**Goal of the exercise**. Repeat what the lines below say, word for word, and skip every image.

**Listed records**.

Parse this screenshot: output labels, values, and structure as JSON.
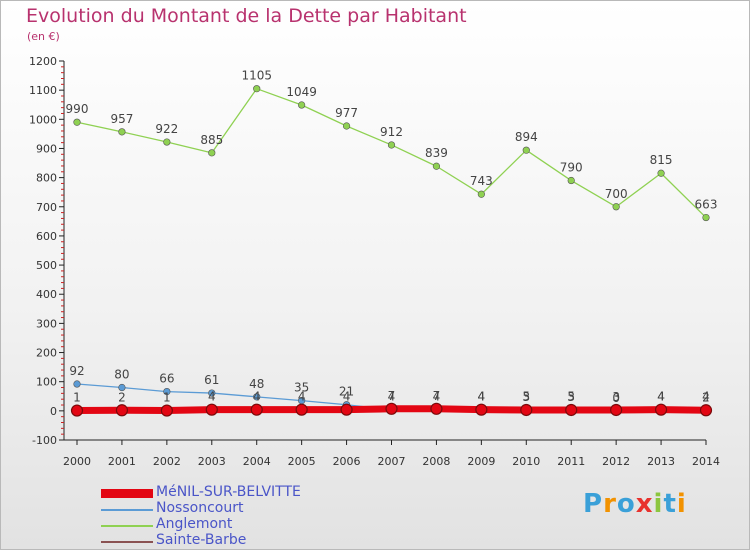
{
  "title": "Evolution du Montant de la Dette par Habitant",
  "unit_label": "(en €)",
  "logo": {
    "text": "Proxiti",
    "letters": [
      "P",
      "r",
      "o",
      "x",
      "i",
      "t",
      "i"
    ],
    "colors": [
      "#3aa0d8",
      "#f29200",
      "#3aa0d8",
      "#e8322e",
      "#8cc63f",
      "#3aa0d8",
      "#f29200"
    ]
  },
  "chart_data": {
    "type": "line",
    "title": "Evolution du Montant de la Dette par Habitant",
    "ylabel": "(en €)",
    "xlabel": "",
    "x": [
      2000,
      2001,
      2002,
      2003,
      2004,
      2005,
      2006,
      2007,
      2008,
      2009,
      2010,
      2011,
      2012,
      2013,
      2014
    ],
    "ylim": [
      -100,
      1200
    ],
    "yticks": [
      -100,
      0,
      100,
      200,
      300,
      400,
      500,
      600,
      700,
      800,
      900,
      1000,
      1100,
      1200
    ],
    "grid": false,
    "legend_position": "bottom-left",
    "series": [
      {
        "name": "MéNIL-SUR-BELVITTE",
        "color": "#e30613",
        "style": "thick",
        "values": [
          1,
          2,
          1,
          4,
          4,
          4,
          4,
          7,
          7,
          4,
          3,
          3,
          3,
          4,
          2
        ],
        "labels": [
          "1",
          "2",
          "1",
          "4",
          "4",
          "4",
          "4",
          "7",
          "7",
          "4",
          "3",
          "3",
          "3",
          "4",
          "2"
        ]
      },
      {
        "name": "Nossoncourt",
        "color": "#5b9bd5",
        "style": "normal",
        "values": [
          92,
          80,
          66,
          61,
          48,
          35,
          21,
          4,
          4,
          4,
          5,
          5,
          0,
          4,
          4
        ],
        "labels": [
          "92",
          "80",
          "66",
          "61",
          "48",
          "35",
          "21",
          "4",
          "4",
          "4",
          "5",
          "5",
          "0",
          "4",
          "4"
        ]
      },
      {
        "name": "Anglemont",
        "color": "#8fd152",
        "style": "normal",
        "values": [
          990,
          957,
          922,
          885,
          1105,
          1049,
          977,
          912,
          839,
          743,
          894,
          790,
          700,
          815,
          663
        ],
        "labels": [
          "990",
          "957",
          "922",
          "885",
          "1105",
          "1049",
          "977",
          "912",
          "839",
          "743",
          "894",
          "790",
          "700",
          "815",
          "663"
        ]
      },
      {
        "name": "Sainte-Barbe",
        "color": "#8a5252",
        "style": "normal",
        "values": [
          0,
          0,
          0,
          0,
          0,
          0,
          0,
          0,
          0,
          0,
          0,
          0,
          0,
          0,
          0
        ],
        "labels": []
      }
    ]
  }
}
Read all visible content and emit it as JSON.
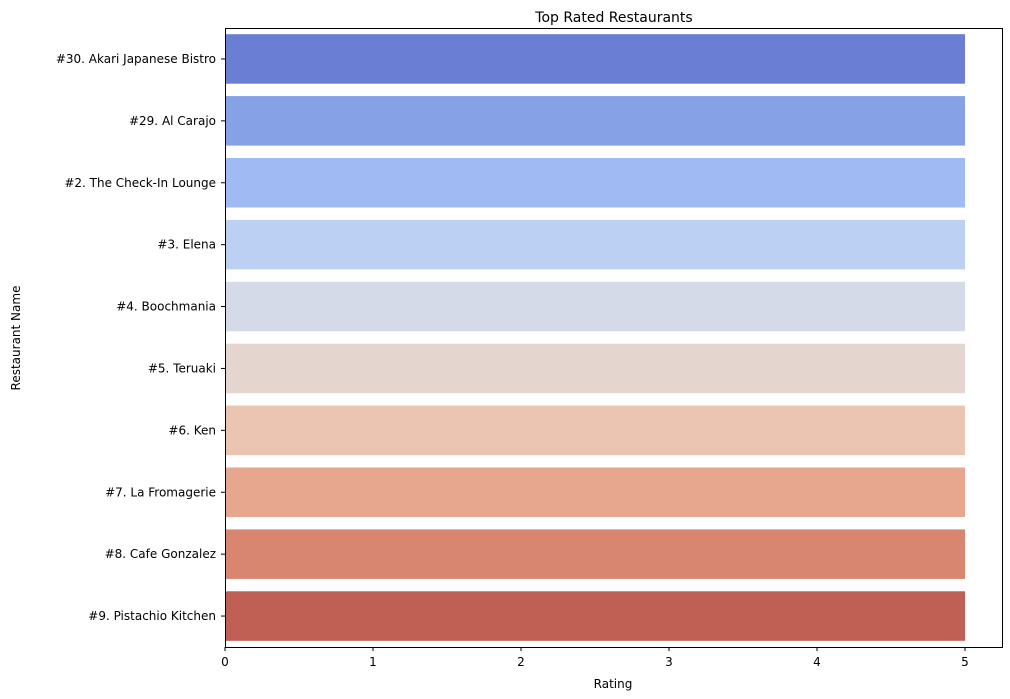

**Task solution**.
Parse this screenshot: output labels, values, and structure as JSON.
{
  "title": "Evolution du Montant de la Dette par Habitant",
  "unit_label": "(en €)",
  "logo": {
    "text": "Proxiti",
    "letters": [
      "P",
      "r",
      "o",
      "x",
      "i",
      "t",
      "i"
    ],
    "colors": [
      "#3aa0d8",
      "#f29200",
      "#3aa0d8",
      "#e8322e",
      "#8cc63f",
      "#3aa0d8",
      "#f29200"
    ]
  },
  "chart_data": {
    "type": "line",
    "title": "Evolution du Montant de la Dette par Habitant",
    "ylabel": "(en €)",
    "xlabel": "",
    "x": [
      2000,
      2001,
      2002,
      2003,
      2004,
      2005,
      2006,
      2007,
      2008,
      2009,
      2010,
      2011,
      2012,
      2013,
      2014
    ],
    "ylim": [
      -100,
      1200
    ],
    "yticks": [
      -100,
      0,
      100,
      200,
      300,
      400,
      500,
      600,
      700,
      800,
      900,
      1000,
      1100,
      1200
    ],
    "grid": false,
    "legend_position": "bottom-left",
    "series": [
      {
        "name": "MéNIL-SUR-BELVITTE",
        "color": "#e30613",
        "style": "thick",
        "values": [
          1,
          2,
          1,
          4,
          4,
          4,
          4,
          7,
          7,
          4,
          3,
          3,
          3,
          4,
          2
        ],
        "labels": [
          "1",
          "2",
          "1",
          "4",
          "4",
          "4",
          "4",
          "7",
          "7",
          "4",
          "3",
          "3",
          "3",
          "4",
          "2"
        ]
      },
      {
        "name": "Nossoncourt",
        "color": "#5b9bd5",
        "style": "normal",
        "values": [
          92,
          80,
          66,
          61,
          48,
          35,
          21,
          4,
          4,
          4,
          5,
          5,
          0,
          4,
          4
        ],
        "labels": [
          "92",
          "80",
          "66",
          "61",
          "48",
          "35",
          "21",
          "4",
          "4",
          "4",
          "5",
          "5",
          "0",
          "4",
          "4"
        ]
      },
      {
        "name": "Anglemont",
        "color": "#8fd152",
        "style": "normal",
        "values": [
          990,
          957,
          922,
          885,
          1105,
          1049,
          977,
          912,
          839,
          743,
          894,
          790,
          700,
          815,
          663
        ],
        "labels": [
          "990",
          "957",
          "922",
          "885",
          "1105",
          "1049",
          "977",
          "912",
          "839",
          "743",
          "894",
          "790",
          "700",
          "815",
          "663"
        ]
      },
      {
        "name": "Sainte-Barbe",
        "color": "#8a5252",
        "style": "normal",
        "values": [
          0,
          0,
          0,
          0,
          0,
          0,
          0,
          0,
          0,
          0,
          0,
          0,
          0,
          0,
          0
        ],
        "labels": []
      }
    ]
  }
}
Read all visible content and emit it as JSON.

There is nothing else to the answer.